DIRECTIVE >> Lay out the rows starting at the one that contains "List each element" and ending at the one that contains "x-tick-label: -0.04 [192, 568, 228, 584]" as a Markdown table with the columns No. and Line. Give each row its number and its text, and leave out any blank rows.

RECORDS PROVIDED >>
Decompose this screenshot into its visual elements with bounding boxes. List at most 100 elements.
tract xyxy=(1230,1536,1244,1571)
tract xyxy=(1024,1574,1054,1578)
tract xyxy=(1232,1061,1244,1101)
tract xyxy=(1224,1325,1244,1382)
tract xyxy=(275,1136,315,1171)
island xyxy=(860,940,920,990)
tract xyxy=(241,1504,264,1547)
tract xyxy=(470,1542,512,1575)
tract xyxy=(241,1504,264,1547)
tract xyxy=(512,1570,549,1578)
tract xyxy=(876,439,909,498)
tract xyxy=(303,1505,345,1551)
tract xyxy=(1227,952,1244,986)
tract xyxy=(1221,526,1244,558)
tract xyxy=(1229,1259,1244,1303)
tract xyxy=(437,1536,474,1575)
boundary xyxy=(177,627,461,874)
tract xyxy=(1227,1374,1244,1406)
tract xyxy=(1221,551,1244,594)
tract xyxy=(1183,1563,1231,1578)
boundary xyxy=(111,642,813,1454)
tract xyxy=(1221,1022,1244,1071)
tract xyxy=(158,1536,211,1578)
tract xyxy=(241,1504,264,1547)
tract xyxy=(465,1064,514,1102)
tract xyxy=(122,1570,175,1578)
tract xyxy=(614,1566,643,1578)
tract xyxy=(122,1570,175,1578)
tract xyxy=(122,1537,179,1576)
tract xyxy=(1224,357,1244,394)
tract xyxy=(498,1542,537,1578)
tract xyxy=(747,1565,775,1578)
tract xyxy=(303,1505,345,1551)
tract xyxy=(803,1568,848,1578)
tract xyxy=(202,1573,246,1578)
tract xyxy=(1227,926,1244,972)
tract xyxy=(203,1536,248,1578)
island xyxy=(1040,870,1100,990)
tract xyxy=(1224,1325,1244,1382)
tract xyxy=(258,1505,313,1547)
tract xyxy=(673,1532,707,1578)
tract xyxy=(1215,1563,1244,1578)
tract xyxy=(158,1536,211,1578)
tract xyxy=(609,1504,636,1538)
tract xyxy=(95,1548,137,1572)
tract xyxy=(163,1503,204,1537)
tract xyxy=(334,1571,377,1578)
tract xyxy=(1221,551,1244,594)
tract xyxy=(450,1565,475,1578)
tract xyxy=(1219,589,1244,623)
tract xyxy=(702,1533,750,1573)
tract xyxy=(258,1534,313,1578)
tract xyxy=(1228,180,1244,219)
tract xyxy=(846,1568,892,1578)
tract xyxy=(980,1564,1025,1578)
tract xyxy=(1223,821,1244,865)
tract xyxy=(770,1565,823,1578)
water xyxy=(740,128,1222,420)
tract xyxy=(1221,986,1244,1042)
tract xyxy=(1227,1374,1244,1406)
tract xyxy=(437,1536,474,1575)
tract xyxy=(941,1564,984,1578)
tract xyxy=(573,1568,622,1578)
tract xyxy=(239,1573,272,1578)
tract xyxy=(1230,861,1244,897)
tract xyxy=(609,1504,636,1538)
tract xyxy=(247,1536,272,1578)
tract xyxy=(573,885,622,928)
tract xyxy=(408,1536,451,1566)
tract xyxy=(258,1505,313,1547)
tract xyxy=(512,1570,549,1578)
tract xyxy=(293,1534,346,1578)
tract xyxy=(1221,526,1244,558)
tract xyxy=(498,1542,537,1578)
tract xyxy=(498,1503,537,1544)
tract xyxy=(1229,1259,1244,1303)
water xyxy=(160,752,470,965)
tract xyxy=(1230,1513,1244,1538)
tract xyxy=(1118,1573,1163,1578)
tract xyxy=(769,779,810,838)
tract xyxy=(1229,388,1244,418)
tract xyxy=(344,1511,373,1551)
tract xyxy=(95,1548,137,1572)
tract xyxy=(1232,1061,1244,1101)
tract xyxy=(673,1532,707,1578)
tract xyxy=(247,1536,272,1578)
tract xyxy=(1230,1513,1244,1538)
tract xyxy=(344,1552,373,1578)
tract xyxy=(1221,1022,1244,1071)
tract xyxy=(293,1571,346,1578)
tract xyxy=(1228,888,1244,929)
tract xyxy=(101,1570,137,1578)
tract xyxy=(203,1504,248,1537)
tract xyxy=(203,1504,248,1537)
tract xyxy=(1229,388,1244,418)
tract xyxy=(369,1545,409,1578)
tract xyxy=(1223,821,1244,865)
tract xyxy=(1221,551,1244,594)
--
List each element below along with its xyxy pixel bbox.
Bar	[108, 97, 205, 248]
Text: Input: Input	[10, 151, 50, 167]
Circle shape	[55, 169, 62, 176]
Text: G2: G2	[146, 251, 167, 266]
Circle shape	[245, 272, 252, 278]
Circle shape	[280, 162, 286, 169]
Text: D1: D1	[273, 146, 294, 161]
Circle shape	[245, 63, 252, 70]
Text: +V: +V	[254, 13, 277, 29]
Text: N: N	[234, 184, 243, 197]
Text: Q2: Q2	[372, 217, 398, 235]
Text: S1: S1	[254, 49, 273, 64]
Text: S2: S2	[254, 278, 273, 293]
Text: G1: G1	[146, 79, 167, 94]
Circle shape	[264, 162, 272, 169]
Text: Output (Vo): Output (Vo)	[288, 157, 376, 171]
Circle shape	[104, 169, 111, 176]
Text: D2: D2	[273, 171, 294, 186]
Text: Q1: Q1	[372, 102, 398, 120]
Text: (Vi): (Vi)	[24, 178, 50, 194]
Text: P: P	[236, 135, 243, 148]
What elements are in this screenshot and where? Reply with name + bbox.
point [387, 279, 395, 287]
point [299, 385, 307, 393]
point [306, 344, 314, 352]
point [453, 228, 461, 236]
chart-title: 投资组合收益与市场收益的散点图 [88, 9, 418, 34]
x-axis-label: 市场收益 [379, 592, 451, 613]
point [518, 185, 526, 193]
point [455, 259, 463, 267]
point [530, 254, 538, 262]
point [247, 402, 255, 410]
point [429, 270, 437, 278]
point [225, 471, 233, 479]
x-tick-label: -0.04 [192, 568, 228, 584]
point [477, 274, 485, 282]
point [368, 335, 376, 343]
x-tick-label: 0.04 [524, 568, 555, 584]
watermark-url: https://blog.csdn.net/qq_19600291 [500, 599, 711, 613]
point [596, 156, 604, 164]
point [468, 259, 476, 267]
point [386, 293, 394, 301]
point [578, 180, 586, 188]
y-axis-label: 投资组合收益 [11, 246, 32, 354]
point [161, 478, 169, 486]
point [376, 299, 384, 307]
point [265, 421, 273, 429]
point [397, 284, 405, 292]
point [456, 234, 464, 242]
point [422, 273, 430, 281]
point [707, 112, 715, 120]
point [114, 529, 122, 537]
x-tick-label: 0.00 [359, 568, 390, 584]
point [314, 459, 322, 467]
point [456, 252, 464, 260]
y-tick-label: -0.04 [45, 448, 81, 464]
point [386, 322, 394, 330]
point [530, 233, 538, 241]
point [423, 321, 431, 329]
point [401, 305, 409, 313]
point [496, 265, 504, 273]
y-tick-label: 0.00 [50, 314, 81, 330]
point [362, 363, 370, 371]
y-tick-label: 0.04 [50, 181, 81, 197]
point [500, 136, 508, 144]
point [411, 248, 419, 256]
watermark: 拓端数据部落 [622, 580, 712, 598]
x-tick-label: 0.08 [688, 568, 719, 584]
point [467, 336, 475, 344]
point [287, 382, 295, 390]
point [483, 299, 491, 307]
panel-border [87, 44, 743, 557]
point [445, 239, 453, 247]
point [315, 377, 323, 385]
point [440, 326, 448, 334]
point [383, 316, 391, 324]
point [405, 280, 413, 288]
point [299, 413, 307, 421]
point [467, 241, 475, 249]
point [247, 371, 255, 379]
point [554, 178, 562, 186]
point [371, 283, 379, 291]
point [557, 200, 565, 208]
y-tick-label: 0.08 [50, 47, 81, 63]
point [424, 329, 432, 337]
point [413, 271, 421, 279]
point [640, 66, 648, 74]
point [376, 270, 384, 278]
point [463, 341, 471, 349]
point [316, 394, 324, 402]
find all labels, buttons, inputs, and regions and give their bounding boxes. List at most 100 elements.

RESULT BELOW >>
| No. | Line |
|---|---|
| 1 | List each element below along with its xyxy pixel bbox. |
| 2 | Bar	[108, 97, 205, 248] |
| 3 | Text: Input: Input	[10, 151, 50, 167] |
| 4 | Circle shape	[55, 169, 62, 176] |
| 5 | Text: G2: G2	[146, 251, 167, 266] |
| 6 | Circle shape	[245, 272, 252, 278] |
| 7 | Circle shape	[280, 162, 286, 169] |
| 8 | Text: D1: D1	[273, 146, 294, 161] |
| 9 | Circle shape	[245, 63, 252, 70] |
| 10 | Text: +V: +V	[254, 13, 277, 29] |
| 11 | Text: N: N	[234, 184, 243, 197] |
| 12 | Text: Q2: Q2	[372, 217, 398, 235] |
| 13 | Text: S1: S1	[254, 49, 273, 64] |
| 14 | Text: S2: S2	[254, 278, 273, 293] |
| 15 | Text: G1: G1	[146, 79, 167, 94] |
| 16 | Circle shape	[264, 162, 272, 169] |
| 17 | Text: Output (Vo): Output (Vo)	[288, 157, 376, 171] |
| 18 | Circle shape	[104, 169, 111, 176] |
| 19 | Text: D2: D2	[273, 171, 294, 186] |
| 20 | Text: Q1: Q1	[372, 102, 398, 120] |
| 21 | Text: (Vi): (Vi)	[24, 178, 50, 194] |
| 22 | Text: P: P	[236, 135, 243, 148] |
| 23 | What elements are in this screenshot and where? Reply with name + bbox. |
| 24 | point [387, 279, 395, 287] |
| 25 | point [299, 385, 307, 393] |
| 26 | point [306, 344, 314, 352] |
| 27 | point [453, 228, 461, 236] |
| 28 | chart-title: 投资组合收益与市场收益的散点图 [88, 9, 418, 34] |
| 29 | x-axis-label: 市场收益 [379, 592, 451, 613] |
| 30 | point [518, 185, 526, 193] |
| 31 | point [455, 259, 463, 267] |
| 32 | point [530, 254, 538, 262] |
| 33 | point [247, 402, 255, 410] |
| 34 | point [429, 270, 437, 278] |
| 35 | point [225, 471, 233, 479] |
| 36 | x-tick-label: -0.04 [192, 568, 228, 584] |